▸ **Job**: Show, in full, each line of the data that contains "JSON".

▸ **Provided records**:
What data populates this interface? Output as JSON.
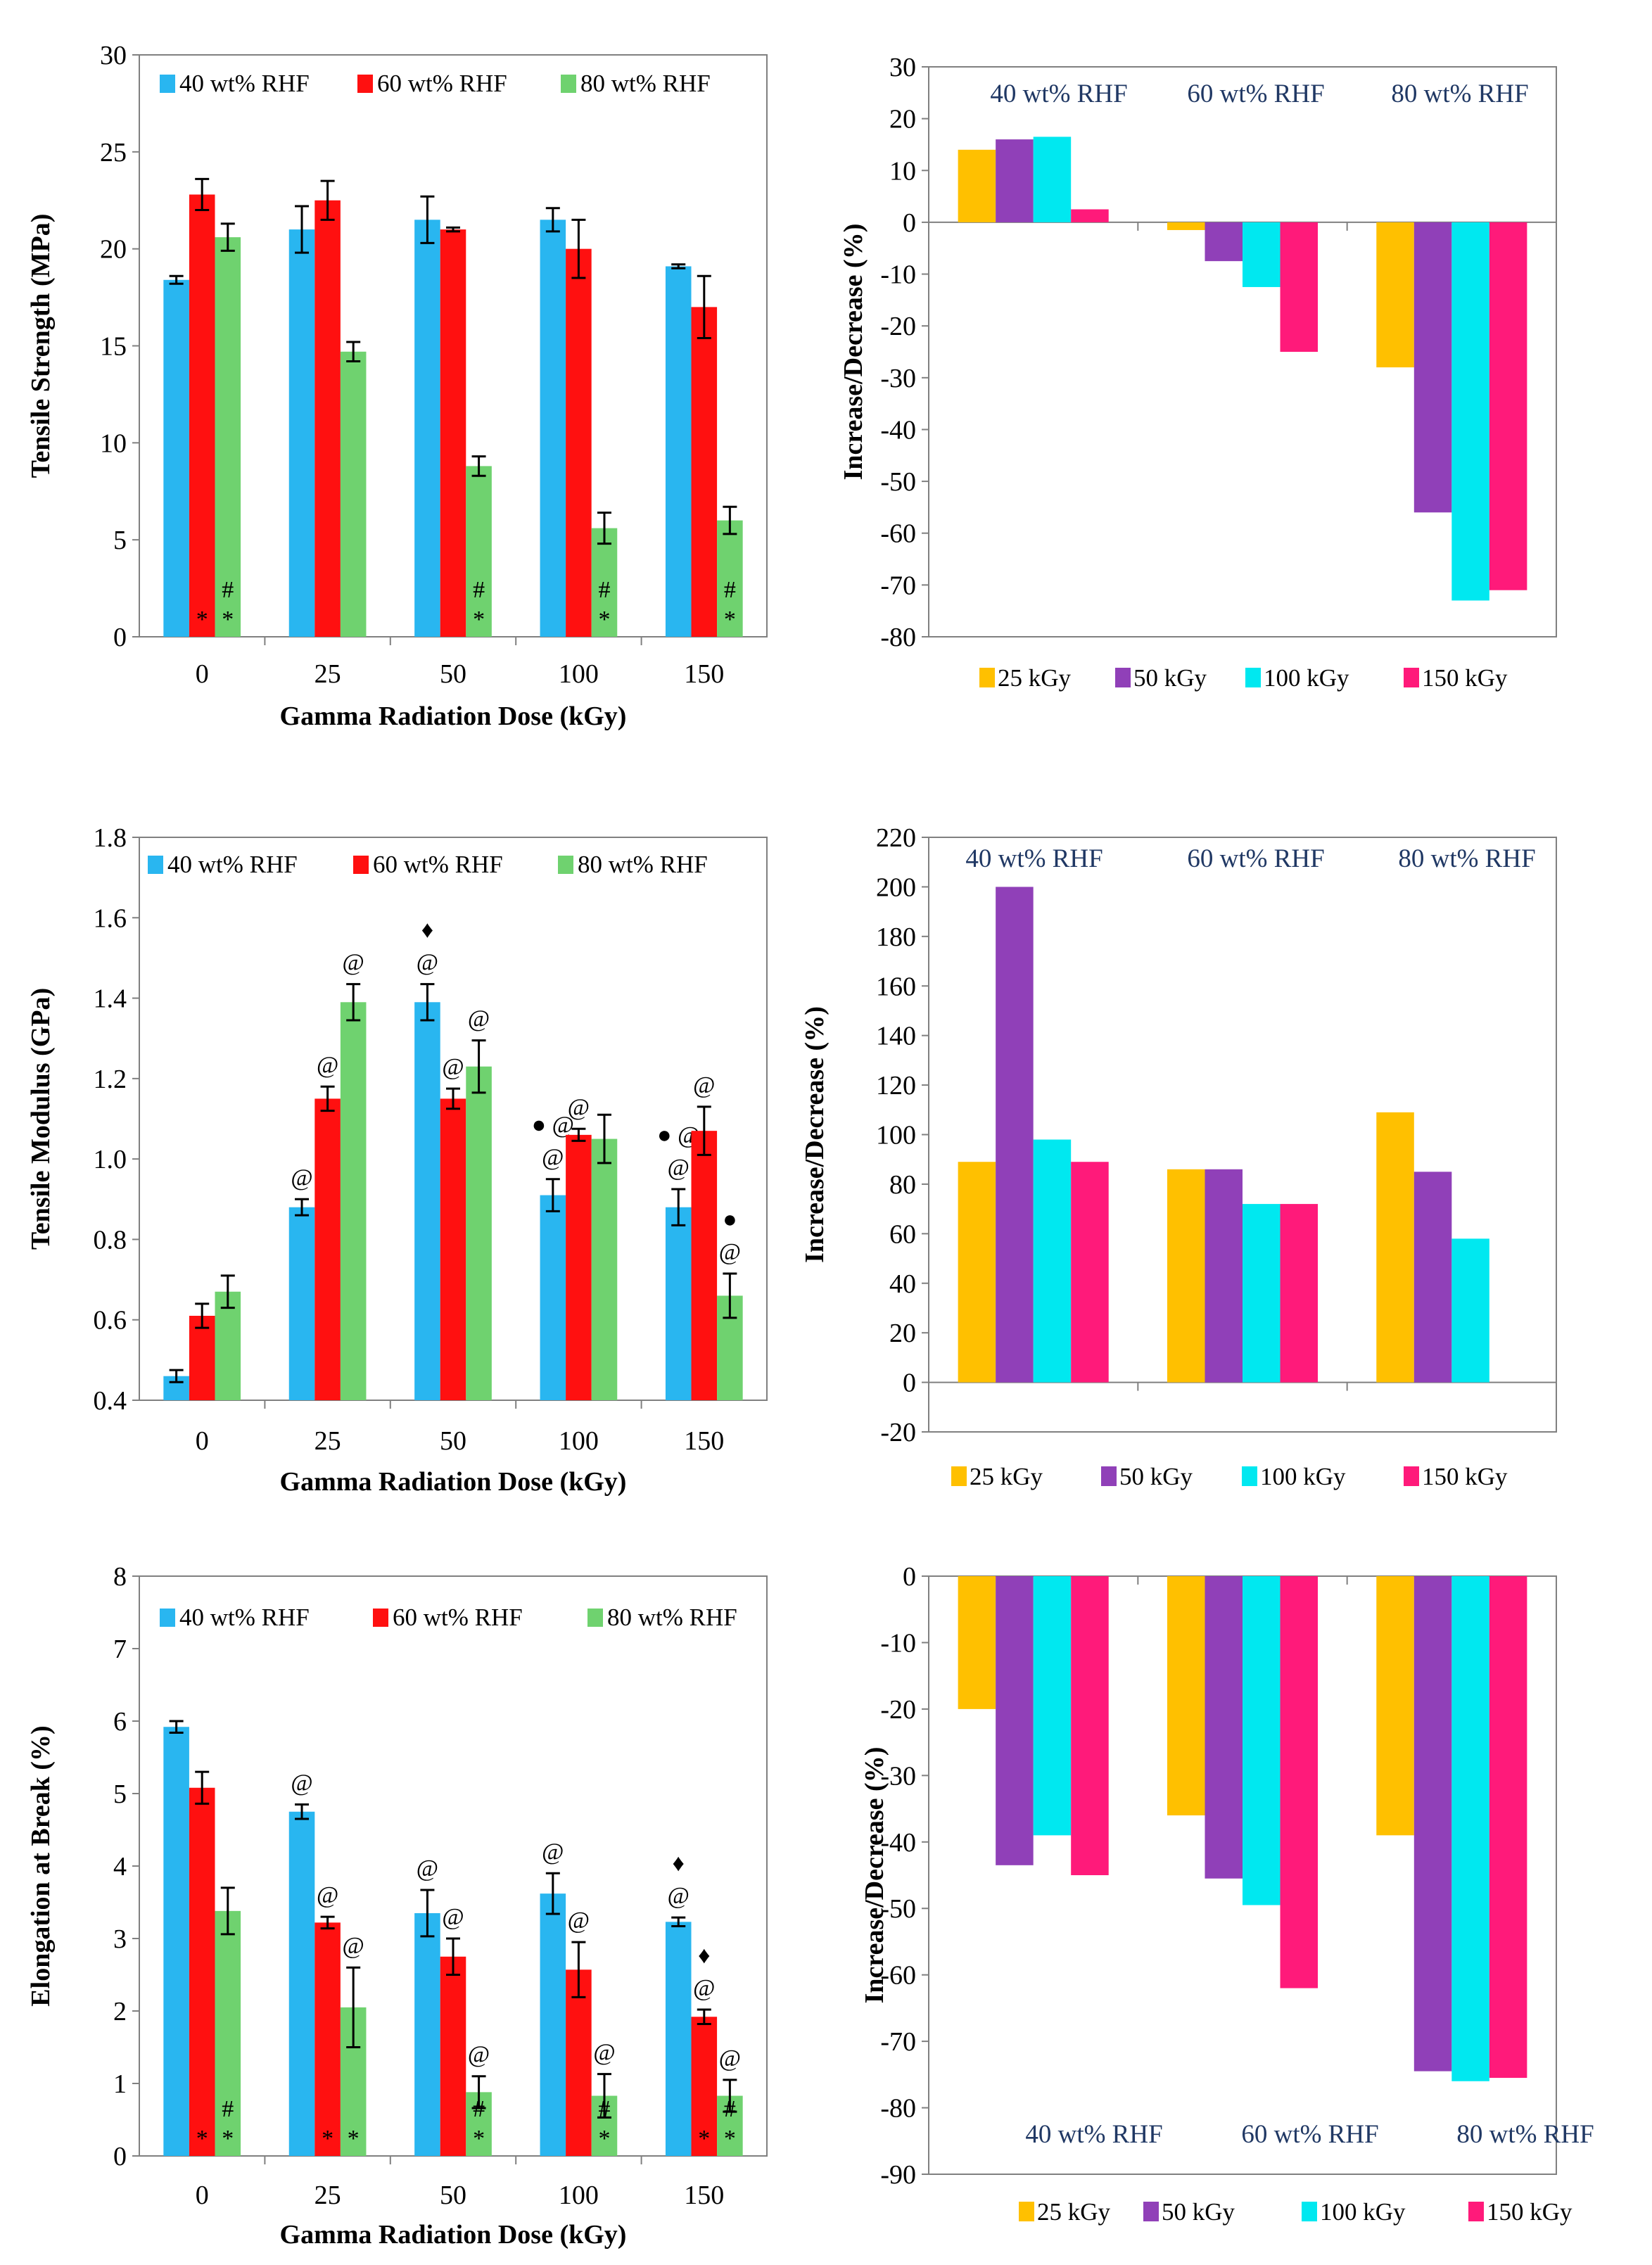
{
  "chart_data": [
    {
      "id": "ts-abs",
      "type": "bar",
      "ylabel": "Tensile Strength (MPa)",
      "xlabel": "Gamma Radiation Dose (kGy)",
      "ylim": [
        0,
        30
      ],
      "yticks": [
        0,
        5,
        10,
        15,
        20,
        25,
        30
      ],
      "categories": [
        "0",
        "25",
        "50",
        "100",
        "150"
      ],
      "legend_position": "top",
      "series": [
        {
          "name": "40 wt% RHF",
          "color": "#29B6F0",
          "values": [
            18.4,
            21.0,
            21.5,
            21.5,
            19.1
          ],
          "errors": [
            0.2,
            1.2,
            1.2,
            0.6,
            0.1
          ],
          "annotations": [
            [],
            [],
            [],
            [],
            []
          ]
        },
        {
          "name": "60 wt% RHF",
          "color": "#FF1010",
          "values": [
            22.8,
            22.5,
            21.0,
            20.0,
            17.0
          ],
          "errors": [
            0.8,
            1.0,
            0.1,
            1.5,
            1.6
          ],
          "annotations": [
            [
              "*"
            ],
            [],
            [],
            [],
            []
          ]
        },
        {
          "name": "80 wt% RHF",
          "color": "#6FD26F",
          "values": [
            20.6,
            14.7,
            8.8,
            5.6,
            6.0
          ],
          "errors": [
            0.7,
            0.5,
            0.5,
            0.8,
            0.7
          ],
          "annotations": [
            [
              "#",
              "*"
            ],
            [],
            [
              "#",
              "*"
            ],
            [
              "#",
              "*"
            ],
            [
              "#",
              "*"
            ]
          ]
        }
      ]
    },
    {
      "id": "ts-pct",
      "type": "bar",
      "ylabel": "Increase/Decrease (%)",
      "ylim": [
        -80,
        30
      ],
      "yticks": [
        -80,
        -70,
        -60,
        -50,
        -40,
        -30,
        -20,
        -10,
        0,
        10,
        20,
        30
      ],
      "groups": [
        "40 wt% RHF",
        "60 wt% RHF",
        "80 wt% RHF"
      ],
      "legend_position": "bottom",
      "series": [
        {
          "name": "25 kGy",
          "color": "#FFC000",
          "values": [
            14,
            -1.5,
            -28
          ]
        },
        {
          "name": "50 kGy",
          "color": "#9040B8",
          "values": [
            16,
            -7.5,
            -56
          ]
        },
        {
          "name": "100 kGy",
          "color": "#00E8F0",
          "values": [
            16.5,
            -12.5,
            -73
          ]
        },
        {
          "name": "150 kGy",
          "color": "#FF1A7A",
          "values": [
            2.5,
            -25,
            -71
          ]
        }
      ]
    },
    {
      "id": "tm-abs",
      "type": "bar",
      "ylabel": "Tensile Modulus (GPa)",
      "xlabel": "Gamma Radiation Dose (kGy)",
      "ylim": [
        0.4,
        1.8
      ],
      "yticks": [
        "0.4",
        "0.6",
        "0.8",
        "1.0",
        "1.2",
        "1.4",
        "1.6",
        "1.8"
      ],
      "categories": [
        "0",
        "25",
        "50",
        "100",
        "150"
      ],
      "legend_position": "top",
      "series": [
        {
          "name": "40 wt% RHF",
          "color": "#29B6F0",
          "values": [
            0.46,
            0.88,
            1.39,
            0.91,
            0.88
          ],
          "errors": [
            0.015,
            0.02,
            0.045,
            0.04,
            0.045
          ],
          "annotations": [
            [],
            [
              "@"
            ],
            [
              "♦",
              "@"
            ],
            [
              "● @",
              "@"
            ],
            [
              "● @",
              "@"
            ]
          ]
        },
        {
          "name": "60 wt% RHF",
          "color": "#FF1010",
          "values": [
            0.61,
            1.15,
            1.15,
            1.06,
            1.07
          ],
          "errors": [
            0.03,
            0.03,
            0.025,
            0.015,
            0.06
          ],
          "annotations": [
            [],
            [
              "@"
            ],
            [
              "@"
            ],
            [
              "@"
            ],
            [
              "@"
            ]
          ]
        },
        {
          "name": "80 wt% RHF",
          "color": "#6FD26F",
          "values": [
            0.67,
            1.39,
            1.23,
            1.05,
            0.66
          ],
          "errors": [
            0.04,
            0.045,
            0.065,
            0.06,
            0.055
          ],
          "annotations": [
            [],
            [
              "@"
            ],
            [
              "@"
            ],
            [],
            [
              "●",
              "@"
            ]
          ]
        }
      ]
    },
    {
      "id": "tm-pct",
      "type": "bar",
      "ylabel": "Increase/Decrease (%)",
      "ylim": [
        -20,
        220
      ],
      "yticks": [
        -20,
        0,
        20,
        40,
        60,
        80,
        100,
        120,
        140,
        160,
        180,
        200,
        220
      ],
      "groups": [
        "40 wt% RHF",
        "60 wt% RHF",
        "80 wt% RHF"
      ],
      "legend_position": "bottom",
      "series": [
        {
          "name": "25 kGy",
          "color": "#FFC000",
          "values": [
            89,
            86,
            109
          ]
        },
        {
          "name": "50 kGy",
          "color": "#9040B8",
          "values": [
            200,
            86,
            85
          ]
        },
        {
          "name": "100 kGy",
          "color": "#00E8F0",
          "values": [
            98,
            72,
            58
          ]
        },
        {
          "name": "150 kGy",
          "color": "#FF1A7A",
          "values": [
            89,
            72,
            null
          ]
        }
      ]
    },
    {
      "id": "eb-abs",
      "type": "bar",
      "ylabel": "Elongation at Break (%)",
      "xlabel": "Gamma Radiation Dose (kGy)",
      "ylim": [
        0,
        8
      ],
      "yticks": [
        0,
        1,
        2,
        3,
        4,
        5,
        6,
        7,
        8
      ],
      "categories": [
        "0",
        "25",
        "50",
        "100",
        "150"
      ],
      "legend_position": "top",
      "series": [
        {
          "name": "40 wt% RHF",
          "color": "#29B6F0",
          "values": [
            5.92,
            4.75,
            3.35,
            3.62,
            3.23
          ],
          "errors": [
            0.08,
            0.1,
            0.32,
            0.28,
            0.06
          ],
          "annotations": [
            [],
            [
              "@"
            ],
            [
              "@"
            ],
            [
              "@"
            ],
            [
              "♦",
              "@"
            ]
          ]
        },
        {
          "name": "60 wt% RHF",
          "color": "#FF1010",
          "values": [
            5.08,
            3.22,
            2.75,
            2.57,
            1.92
          ],
          "errors": [
            0.22,
            0.08,
            0.25,
            0.38,
            0.1
          ],
          "annotations": [
            [
              "*"
            ],
            [
              "@",
              "*"
            ],
            [
              "@"
            ],
            [
              "@"
            ],
            [
              "♦",
              "@",
              "*"
            ]
          ]
        },
        {
          "name": "80 wt% RHF",
          "color": "#6FD26F",
          "values": [
            3.38,
            2.05,
            0.88,
            0.83,
            0.83
          ],
          "errors": [
            0.32,
            0.55,
            0.22,
            0.3,
            0.22
          ],
          "annotations": [
            [
              "#",
              "*"
            ],
            [
              "@",
              "*"
            ],
            [
              "@",
              "#",
              "*"
            ],
            [
              "@",
              "#",
              "*"
            ],
            [
              "@",
              "#",
              "*"
            ]
          ]
        }
      ]
    },
    {
      "id": "eb-pct",
      "type": "bar",
      "ylabel": "Increase/Decrease (%)",
      "ylim": [
        -90,
        0
      ],
      "yticks": [
        -90,
        -80,
        -70,
        -60,
        -50,
        -40,
        -30,
        -20,
        -10,
        0
      ],
      "groups": [
        "40 wt% RHF",
        "60 wt% RHF",
        "80 wt% RHF"
      ],
      "legend_position": "bottom",
      "series": [
        {
          "name": "25 kGy",
          "color": "#FFC000",
          "values": [
            -20,
            -36,
            -39
          ]
        },
        {
          "name": "50 kGy",
          "color": "#9040B8",
          "values": [
            -43.5,
            -45.5,
            -74.5
          ]
        },
        {
          "name": "100 kGy",
          "color": "#00E8F0",
          "values": [
            -39,
            -49.5,
            -76
          ]
        },
        {
          "name": "150 kGy",
          "color": "#FF1A7A",
          "values": [
            -45,
            -62,
            -75.5
          ]
        }
      ]
    }
  ]
}
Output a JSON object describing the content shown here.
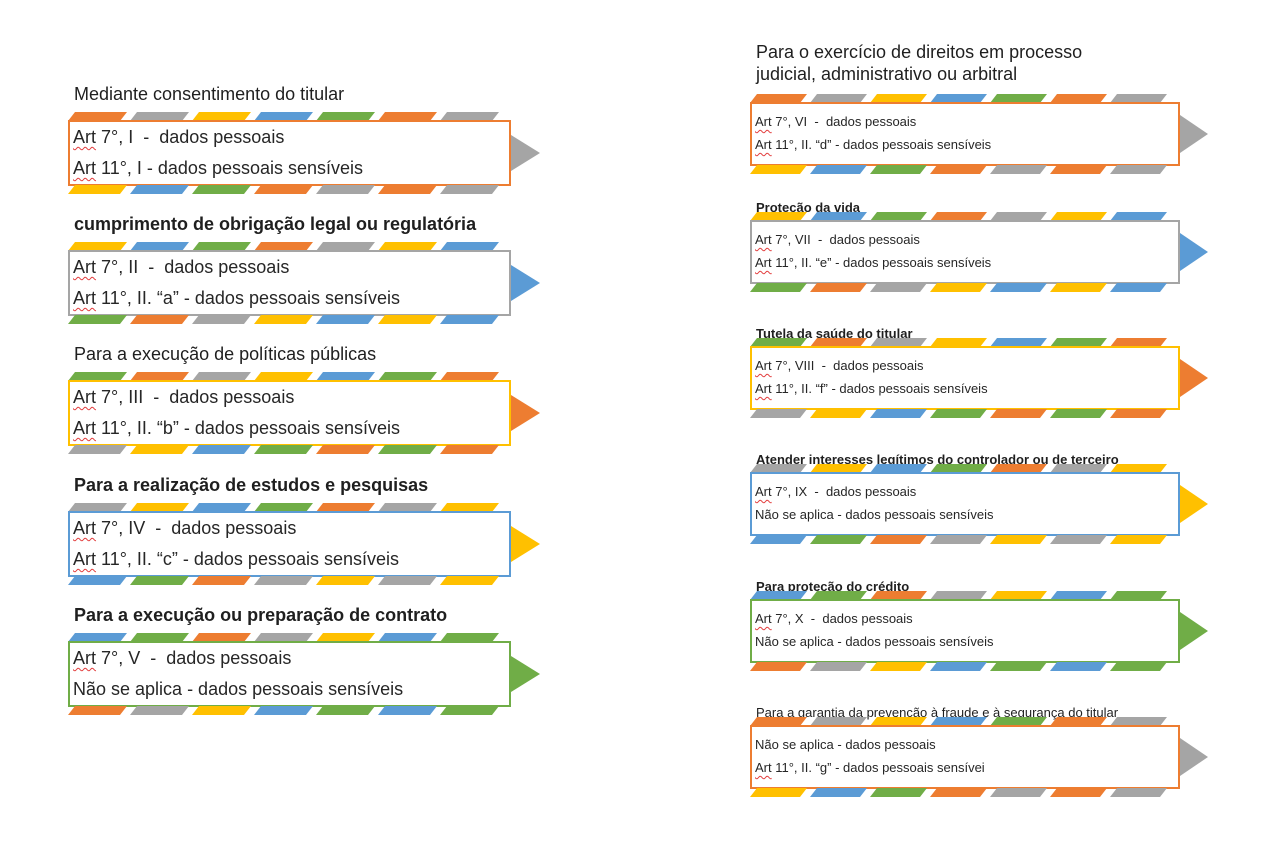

▸ **Result**:
What data populates this interface? Output as JSON.
Output a JSON object describing the content shown here.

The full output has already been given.